ISTRUZIONE DI LAVORO:
Nel testo da analizzare, che cosa lanciavano i ragazzetti della prima banda contro le finestre di un palazzo?

TESTO DA ANALIZZARE:
Da quel momento gli ostacoli divengono più chiari, si stagliano sullo sfondo della società per quello che sono: concrezioni di ostilità. Rovesciarli, uno dietro l'altro, richiede più della forza bruta il raffinamento continuo di un'attitudine al combattimento, ovvero alla strategia, alla maitrise delle percezioni, delle sensazioni, e quindi della capacità di creare dei legami di verità, delle amicizie pericolose e delle alleanze il più possibile non opportunistiche. Il ricordo della prima banda di ragazzetti che tiravano sassi alle finestre di un palazzo che odiavano (sembra stampassero un giornale...), dei giuramenti di fedeltà a un'etica dell'amicizia che sapevano perfettamente cosa fosse, degli sguardi incrociati tra sorriso e terrore, lo scontro onorevole con la banda accanto e quello asimmetrico con qualche cittadino, adulto e definitivamente poliziotto. Poi improvvisi i primi manifesti che ci urlano negli occhi, le prime scritte che ci parlano dai muri, fiamme davanti casa, fumi oleosi e pagine, pagine e pagine di violenza ma anche di amore. Musica poi, la ritmica necessaria a ogni dondolamento nel vuoto e a ogni tempo della vita, dall'amicizia alla rivolta, dall'amore alla guerra, dalla distruzione alla scoperta. Finalmente si danza, gioia e rivoluzione. La radio trasmette continuamente segnali, quei segnali.

VOCI MOSTRATE:

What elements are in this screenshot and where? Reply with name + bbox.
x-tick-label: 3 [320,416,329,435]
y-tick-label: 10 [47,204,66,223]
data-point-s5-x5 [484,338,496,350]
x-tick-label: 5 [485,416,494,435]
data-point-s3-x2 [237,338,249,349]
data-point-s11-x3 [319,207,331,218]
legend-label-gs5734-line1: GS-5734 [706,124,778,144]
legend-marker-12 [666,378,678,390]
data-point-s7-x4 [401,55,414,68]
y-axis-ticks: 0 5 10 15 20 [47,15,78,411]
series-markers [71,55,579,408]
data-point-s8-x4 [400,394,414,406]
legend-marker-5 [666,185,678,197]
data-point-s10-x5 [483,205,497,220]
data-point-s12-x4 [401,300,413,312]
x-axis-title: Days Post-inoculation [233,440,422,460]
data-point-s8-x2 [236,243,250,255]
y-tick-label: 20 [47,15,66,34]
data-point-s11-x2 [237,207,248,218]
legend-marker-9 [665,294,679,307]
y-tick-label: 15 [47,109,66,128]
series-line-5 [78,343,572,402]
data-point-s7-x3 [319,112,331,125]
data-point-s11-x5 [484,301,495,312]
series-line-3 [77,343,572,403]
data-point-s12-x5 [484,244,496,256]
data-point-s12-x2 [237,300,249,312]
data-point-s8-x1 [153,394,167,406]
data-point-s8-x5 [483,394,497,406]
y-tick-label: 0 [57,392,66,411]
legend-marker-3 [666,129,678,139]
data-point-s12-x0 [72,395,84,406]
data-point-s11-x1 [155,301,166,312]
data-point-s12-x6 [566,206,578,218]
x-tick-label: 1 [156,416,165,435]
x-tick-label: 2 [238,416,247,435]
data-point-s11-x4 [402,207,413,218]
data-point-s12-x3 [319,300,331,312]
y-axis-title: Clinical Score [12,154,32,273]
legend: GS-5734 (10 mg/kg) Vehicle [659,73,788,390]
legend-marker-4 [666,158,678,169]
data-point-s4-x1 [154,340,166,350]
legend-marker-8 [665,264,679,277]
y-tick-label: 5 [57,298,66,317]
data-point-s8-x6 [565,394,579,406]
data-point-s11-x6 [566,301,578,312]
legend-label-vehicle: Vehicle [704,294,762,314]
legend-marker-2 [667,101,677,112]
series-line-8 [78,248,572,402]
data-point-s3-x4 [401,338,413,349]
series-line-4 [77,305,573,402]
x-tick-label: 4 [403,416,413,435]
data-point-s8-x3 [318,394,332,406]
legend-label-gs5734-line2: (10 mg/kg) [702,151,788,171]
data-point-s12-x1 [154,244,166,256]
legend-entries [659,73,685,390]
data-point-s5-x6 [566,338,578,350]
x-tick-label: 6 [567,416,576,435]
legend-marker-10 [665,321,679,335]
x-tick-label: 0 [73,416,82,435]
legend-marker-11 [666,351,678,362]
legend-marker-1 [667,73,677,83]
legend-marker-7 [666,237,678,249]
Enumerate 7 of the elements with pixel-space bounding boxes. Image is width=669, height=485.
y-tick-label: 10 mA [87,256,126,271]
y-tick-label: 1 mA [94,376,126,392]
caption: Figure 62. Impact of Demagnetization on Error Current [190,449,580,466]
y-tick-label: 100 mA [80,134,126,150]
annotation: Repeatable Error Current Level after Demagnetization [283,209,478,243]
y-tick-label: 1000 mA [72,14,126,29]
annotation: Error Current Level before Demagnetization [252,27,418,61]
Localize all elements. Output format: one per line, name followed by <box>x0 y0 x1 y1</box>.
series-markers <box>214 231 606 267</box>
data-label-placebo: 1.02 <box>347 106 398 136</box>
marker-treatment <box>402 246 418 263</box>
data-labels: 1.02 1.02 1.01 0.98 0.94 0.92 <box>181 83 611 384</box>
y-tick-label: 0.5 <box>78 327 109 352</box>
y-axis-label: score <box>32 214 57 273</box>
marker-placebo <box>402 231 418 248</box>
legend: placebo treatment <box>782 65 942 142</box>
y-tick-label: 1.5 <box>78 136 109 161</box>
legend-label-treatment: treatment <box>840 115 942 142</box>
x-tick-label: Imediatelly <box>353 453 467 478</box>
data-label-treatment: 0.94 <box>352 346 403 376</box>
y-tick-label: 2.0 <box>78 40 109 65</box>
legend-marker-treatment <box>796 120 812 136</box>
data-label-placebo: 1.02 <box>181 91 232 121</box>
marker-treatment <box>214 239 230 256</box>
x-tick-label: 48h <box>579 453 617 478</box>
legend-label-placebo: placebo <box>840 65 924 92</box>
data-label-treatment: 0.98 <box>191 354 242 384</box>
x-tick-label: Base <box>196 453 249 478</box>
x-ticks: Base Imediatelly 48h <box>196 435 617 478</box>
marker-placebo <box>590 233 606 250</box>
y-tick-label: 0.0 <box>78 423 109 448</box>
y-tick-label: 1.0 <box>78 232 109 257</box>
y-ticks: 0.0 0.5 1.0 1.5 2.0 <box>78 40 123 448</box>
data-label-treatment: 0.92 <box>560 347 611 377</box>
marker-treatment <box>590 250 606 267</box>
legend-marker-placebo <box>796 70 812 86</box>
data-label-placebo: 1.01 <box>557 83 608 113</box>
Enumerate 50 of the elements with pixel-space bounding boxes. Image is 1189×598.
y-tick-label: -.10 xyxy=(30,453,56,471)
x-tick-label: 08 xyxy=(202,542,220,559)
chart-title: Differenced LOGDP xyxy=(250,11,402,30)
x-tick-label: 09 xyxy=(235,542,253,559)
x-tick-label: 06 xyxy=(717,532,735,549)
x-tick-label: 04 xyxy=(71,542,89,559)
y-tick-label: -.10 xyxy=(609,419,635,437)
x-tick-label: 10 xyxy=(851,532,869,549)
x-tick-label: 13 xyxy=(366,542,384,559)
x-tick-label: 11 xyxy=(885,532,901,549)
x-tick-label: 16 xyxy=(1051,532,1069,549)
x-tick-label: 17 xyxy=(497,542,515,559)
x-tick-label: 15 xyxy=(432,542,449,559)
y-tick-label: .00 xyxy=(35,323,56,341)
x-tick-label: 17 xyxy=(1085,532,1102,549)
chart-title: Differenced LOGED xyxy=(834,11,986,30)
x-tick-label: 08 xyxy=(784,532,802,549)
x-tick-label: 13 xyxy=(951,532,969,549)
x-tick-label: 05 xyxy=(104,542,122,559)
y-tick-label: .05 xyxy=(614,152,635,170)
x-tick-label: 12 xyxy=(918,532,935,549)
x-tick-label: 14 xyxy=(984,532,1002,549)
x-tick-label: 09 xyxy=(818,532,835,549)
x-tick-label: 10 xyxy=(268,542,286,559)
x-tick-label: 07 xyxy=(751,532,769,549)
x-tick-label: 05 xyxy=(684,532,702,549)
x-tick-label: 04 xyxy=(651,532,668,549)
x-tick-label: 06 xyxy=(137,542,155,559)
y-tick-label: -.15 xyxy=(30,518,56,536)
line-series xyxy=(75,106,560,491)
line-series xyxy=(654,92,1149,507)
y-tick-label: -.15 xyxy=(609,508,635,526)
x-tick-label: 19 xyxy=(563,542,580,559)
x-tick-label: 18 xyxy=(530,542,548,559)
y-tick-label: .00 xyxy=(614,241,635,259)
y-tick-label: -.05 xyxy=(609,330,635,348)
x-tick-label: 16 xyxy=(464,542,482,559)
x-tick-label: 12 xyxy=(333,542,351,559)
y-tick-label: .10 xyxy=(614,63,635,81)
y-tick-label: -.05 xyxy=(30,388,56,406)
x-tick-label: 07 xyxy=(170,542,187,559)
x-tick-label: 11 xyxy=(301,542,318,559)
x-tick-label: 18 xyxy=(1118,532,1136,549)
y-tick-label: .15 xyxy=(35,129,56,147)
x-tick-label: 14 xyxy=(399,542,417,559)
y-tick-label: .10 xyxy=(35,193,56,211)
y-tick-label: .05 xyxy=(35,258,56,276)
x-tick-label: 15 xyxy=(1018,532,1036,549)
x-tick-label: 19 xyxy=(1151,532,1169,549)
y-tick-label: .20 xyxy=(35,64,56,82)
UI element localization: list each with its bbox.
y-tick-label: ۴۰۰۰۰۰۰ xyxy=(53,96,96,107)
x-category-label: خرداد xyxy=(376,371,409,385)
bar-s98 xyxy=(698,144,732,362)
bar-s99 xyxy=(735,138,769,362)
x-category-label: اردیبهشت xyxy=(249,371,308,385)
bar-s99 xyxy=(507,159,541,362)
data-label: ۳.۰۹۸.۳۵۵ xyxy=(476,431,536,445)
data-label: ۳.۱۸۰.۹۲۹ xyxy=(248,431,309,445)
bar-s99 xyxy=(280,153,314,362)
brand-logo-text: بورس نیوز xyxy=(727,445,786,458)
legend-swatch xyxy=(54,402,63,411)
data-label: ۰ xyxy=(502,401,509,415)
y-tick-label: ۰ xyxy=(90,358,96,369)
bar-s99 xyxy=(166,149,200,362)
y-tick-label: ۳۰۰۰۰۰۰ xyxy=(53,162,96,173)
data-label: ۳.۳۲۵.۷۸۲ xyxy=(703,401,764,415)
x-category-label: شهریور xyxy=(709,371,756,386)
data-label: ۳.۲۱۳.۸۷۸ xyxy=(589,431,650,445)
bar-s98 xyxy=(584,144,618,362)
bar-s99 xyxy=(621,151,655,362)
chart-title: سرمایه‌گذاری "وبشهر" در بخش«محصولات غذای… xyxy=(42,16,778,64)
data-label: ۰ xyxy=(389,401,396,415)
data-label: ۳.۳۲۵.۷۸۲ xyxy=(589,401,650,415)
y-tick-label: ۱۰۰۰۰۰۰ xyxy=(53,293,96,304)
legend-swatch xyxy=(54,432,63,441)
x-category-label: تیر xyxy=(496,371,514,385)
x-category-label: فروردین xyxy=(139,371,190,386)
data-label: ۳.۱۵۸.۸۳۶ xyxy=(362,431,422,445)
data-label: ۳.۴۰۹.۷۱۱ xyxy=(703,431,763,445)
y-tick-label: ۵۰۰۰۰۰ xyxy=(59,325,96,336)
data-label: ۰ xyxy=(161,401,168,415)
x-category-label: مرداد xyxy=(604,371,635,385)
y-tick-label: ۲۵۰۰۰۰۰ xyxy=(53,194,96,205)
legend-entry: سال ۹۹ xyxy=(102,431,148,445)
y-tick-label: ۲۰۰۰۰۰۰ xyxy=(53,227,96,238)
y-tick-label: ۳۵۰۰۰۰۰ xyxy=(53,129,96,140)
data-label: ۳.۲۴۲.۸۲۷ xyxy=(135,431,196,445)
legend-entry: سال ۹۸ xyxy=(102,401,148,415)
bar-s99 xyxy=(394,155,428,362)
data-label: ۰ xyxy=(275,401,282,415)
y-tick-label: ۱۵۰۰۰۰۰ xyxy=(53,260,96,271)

RISPOSTA AL COMPITO:
Sassi.